╔══

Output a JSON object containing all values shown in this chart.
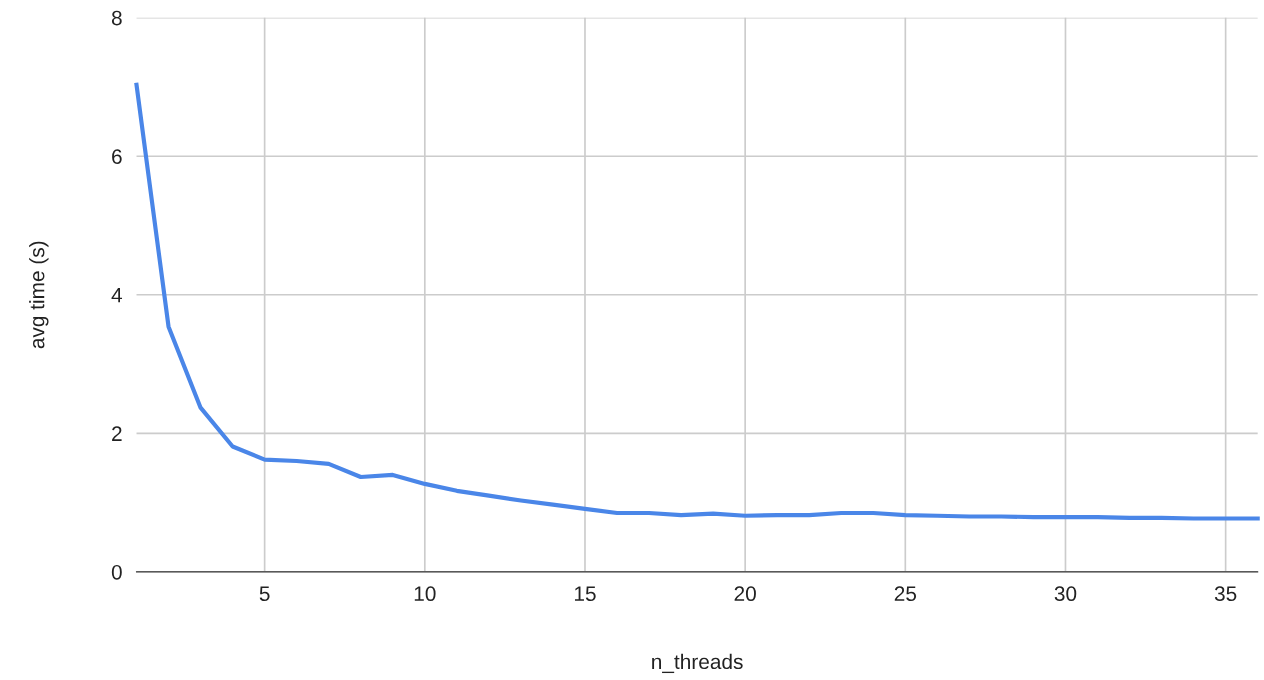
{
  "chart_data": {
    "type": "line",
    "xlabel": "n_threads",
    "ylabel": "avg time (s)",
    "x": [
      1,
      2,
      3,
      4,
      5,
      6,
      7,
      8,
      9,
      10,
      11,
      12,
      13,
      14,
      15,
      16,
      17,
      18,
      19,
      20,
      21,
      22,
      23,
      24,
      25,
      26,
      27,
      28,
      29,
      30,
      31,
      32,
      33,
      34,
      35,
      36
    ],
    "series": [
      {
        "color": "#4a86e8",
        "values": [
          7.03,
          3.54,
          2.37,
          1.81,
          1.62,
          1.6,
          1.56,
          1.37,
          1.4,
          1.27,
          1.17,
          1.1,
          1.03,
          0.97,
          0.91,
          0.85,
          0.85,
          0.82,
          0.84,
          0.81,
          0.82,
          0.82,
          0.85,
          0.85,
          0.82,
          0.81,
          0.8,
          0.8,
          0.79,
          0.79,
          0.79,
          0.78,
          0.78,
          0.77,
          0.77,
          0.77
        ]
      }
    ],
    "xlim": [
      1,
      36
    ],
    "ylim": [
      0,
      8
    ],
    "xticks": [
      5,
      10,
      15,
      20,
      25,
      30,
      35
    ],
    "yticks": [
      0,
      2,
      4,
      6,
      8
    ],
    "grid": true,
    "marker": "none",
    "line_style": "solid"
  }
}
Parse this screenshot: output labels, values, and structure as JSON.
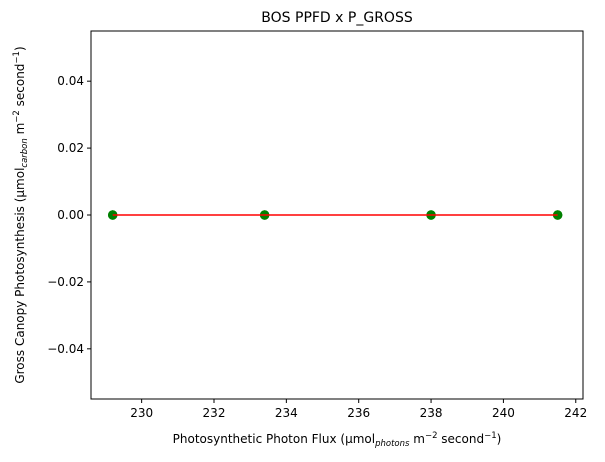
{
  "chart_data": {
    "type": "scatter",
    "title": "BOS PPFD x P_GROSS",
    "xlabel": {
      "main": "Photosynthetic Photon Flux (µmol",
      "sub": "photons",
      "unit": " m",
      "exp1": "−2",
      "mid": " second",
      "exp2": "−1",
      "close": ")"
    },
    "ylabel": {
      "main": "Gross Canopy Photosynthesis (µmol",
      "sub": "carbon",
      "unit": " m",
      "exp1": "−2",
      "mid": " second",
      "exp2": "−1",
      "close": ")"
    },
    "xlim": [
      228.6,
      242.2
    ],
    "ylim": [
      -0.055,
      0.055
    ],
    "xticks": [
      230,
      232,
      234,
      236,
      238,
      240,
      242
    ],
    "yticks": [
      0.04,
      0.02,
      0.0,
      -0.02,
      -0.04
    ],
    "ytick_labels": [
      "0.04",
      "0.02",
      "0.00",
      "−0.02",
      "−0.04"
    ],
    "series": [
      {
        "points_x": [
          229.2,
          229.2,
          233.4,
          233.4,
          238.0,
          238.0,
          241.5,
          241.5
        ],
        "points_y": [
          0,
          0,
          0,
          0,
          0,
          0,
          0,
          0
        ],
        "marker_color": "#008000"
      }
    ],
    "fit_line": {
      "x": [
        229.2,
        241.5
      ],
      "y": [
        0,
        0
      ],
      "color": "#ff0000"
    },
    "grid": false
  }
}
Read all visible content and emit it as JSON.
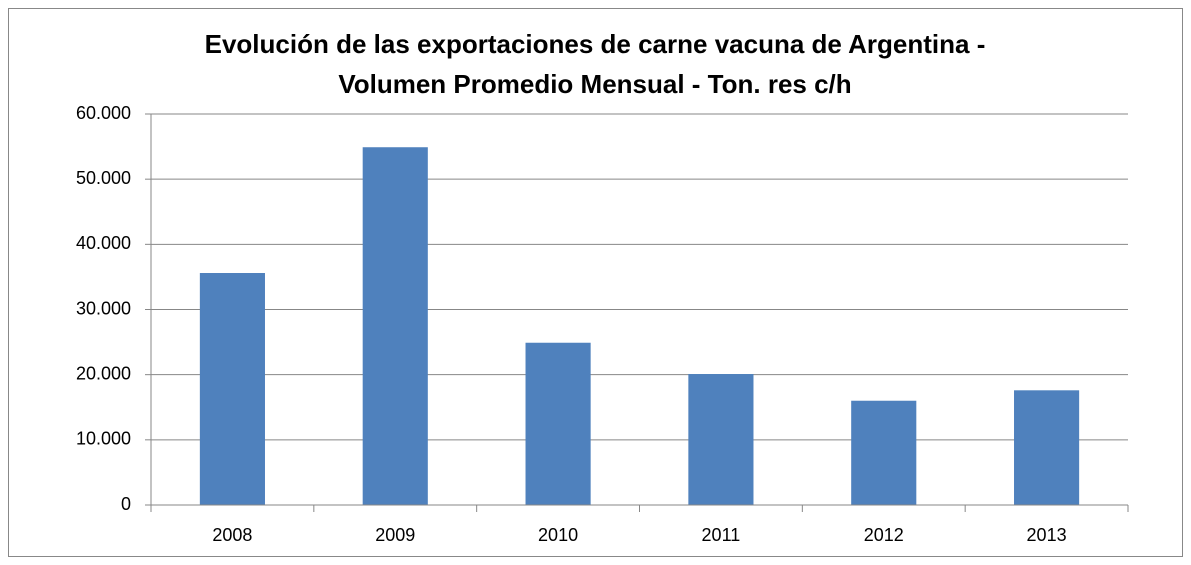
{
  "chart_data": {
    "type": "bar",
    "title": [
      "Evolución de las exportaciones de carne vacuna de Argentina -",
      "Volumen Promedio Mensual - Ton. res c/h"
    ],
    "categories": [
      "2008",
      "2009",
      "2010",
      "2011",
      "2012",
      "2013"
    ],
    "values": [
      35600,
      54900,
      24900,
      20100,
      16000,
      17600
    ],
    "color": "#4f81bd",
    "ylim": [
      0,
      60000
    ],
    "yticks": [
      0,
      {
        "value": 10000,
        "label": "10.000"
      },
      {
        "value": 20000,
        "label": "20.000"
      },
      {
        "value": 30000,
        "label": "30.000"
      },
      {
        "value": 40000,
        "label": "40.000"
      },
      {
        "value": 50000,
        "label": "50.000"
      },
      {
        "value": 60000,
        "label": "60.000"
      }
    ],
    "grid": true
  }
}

╚══

**Request:** Take the data above and repeat it exactly, leaving each picture out.

**Finished exercise:**
Output a JSON object containing all values shown in this chart.
{
  "chart_data": {
    "type": "line",
    "xlabel": "n_threads",
    "ylabel": "avg time (s)",
    "x": [
      1,
      2,
      3,
      4,
      5,
      6,
      7,
      8,
      9,
      10,
      11,
      12,
      13,
      14,
      15,
      16,
      17,
      18,
      19,
      20,
      21,
      22,
      23,
      24,
      25,
      26,
      27,
      28,
      29,
      30,
      31,
      32,
      33,
      34,
      35,
      36
    ],
    "series": [
      {
        "color": "#4a86e8",
        "values": [
          7.03,
          3.54,
          2.37,
          1.81,
          1.62,
          1.6,
          1.56,
          1.37,
          1.4,
          1.27,
          1.17,
          1.1,
          1.03,
          0.97,
          0.91,
          0.85,
          0.85,
          0.82,
          0.84,
          0.81,
          0.82,
          0.82,
          0.85,
          0.85,
          0.82,
          0.81,
          0.8,
          0.8,
          0.79,
          0.79,
          0.79,
          0.78,
          0.78,
          0.77,
          0.77,
          0.77
        ]
      }
    ],
    "xlim": [
      1,
      36
    ],
    "ylim": [
      0,
      8
    ],
    "xticks": [
      5,
      10,
      15,
      20,
      25,
      30,
      35
    ],
    "yticks": [
      0,
      2,
      4,
      6,
      8
    ],
    "grid": true,
    "marker": "none",
    "line_style": "solid"
  }
}
Parse this screenshot: output labels, values, and structure as JSON.
{
  "chart_data": {
    "type": "scatter",
    "title": "BOS PPFD x P_GROSS",
    "xlabel": {
      "main": "Photosynthetic Photon Flux (µmol",
      "sub": "photons",
      "unit": " m",
      "exp1": "−2",
      "mid": " second",
      "exp2": "−1",
      "close": ")"
    },
    "ylabel": {
      "main": "Gross Canopy Photosynthesis (µmol",
      "sub": "carbon",
      "unit": " m",
      "exp1": "−2",
      "mid": " second",
      "exp2": "−1",
      "close": ")"
    },
    "xlim": [
      228.6,
      242.2
    ],
    "ylim": [
      -0.055,
      0.055
    ],
    "xticks": [
      230,
      232,
      234,
      236,
      238,
      240,
      242
    ],
    "yticks": [
      0.04,
      0.02,
      0.0,
      -0.02,
      -0.04
    ],
    "ytick_labels": [
      "0.04",
      "0.02",
      "0.00",
      "−0.02",
      "−0.04"
    ],
    "series": [
      {
        "points_x": [
          229.2,
          229.2,
          233.4,
          233.4,
          238.0,
          238.0,
          241.5,
          241.5
        ],
        "points_y": [
          0,
          0,
          0,
          0,
          0,
          0,
          0,
          0
        ],
        "marker_color": "#008000"
      }
    ],
    "fit_line": {
      "x": [
        229.2,
        241.5
      ],
      "y": [
        0,
        0
      ],
      "color": "#ff0000"
    },
    "grid": false
  }
}
Read all visible content and emit it as JSON.
{
  "chart_data": {
    "type": "bar",
    "title": [
      "Evolución de las exportaciones de carne vacuna de Argentina -",
      "Volumen Promedio Mensual - Ton. res c/h"
    ],
    "categories": [
      "2008",
      "2009",
      "2010",
      "2011",
      "2012",
      "2013"
    ],
    "values": [
      35600,
      54900,
      24900,
      20100,
      16000,
      17600
    ],
    "color": "#4f81bd",
    "ylim": [
      0,
      60000
    ],
    "yticks": [
      0,
      {
        "value": 10000,
        "label": "10.000"
      },
      {
        "value": 20000,
        "label": "20.000"
      },
      {
        "value": 30000,
        "label": "30.000"
      },
      {
        "value": 40000,
        "label": "40.000"
      },
      {
        "value": 50000,
        "label": "50.000"
      },
      {
        "value": 60000,
        "label": "60.000"
      }
    ],
    "grid": true
  }
}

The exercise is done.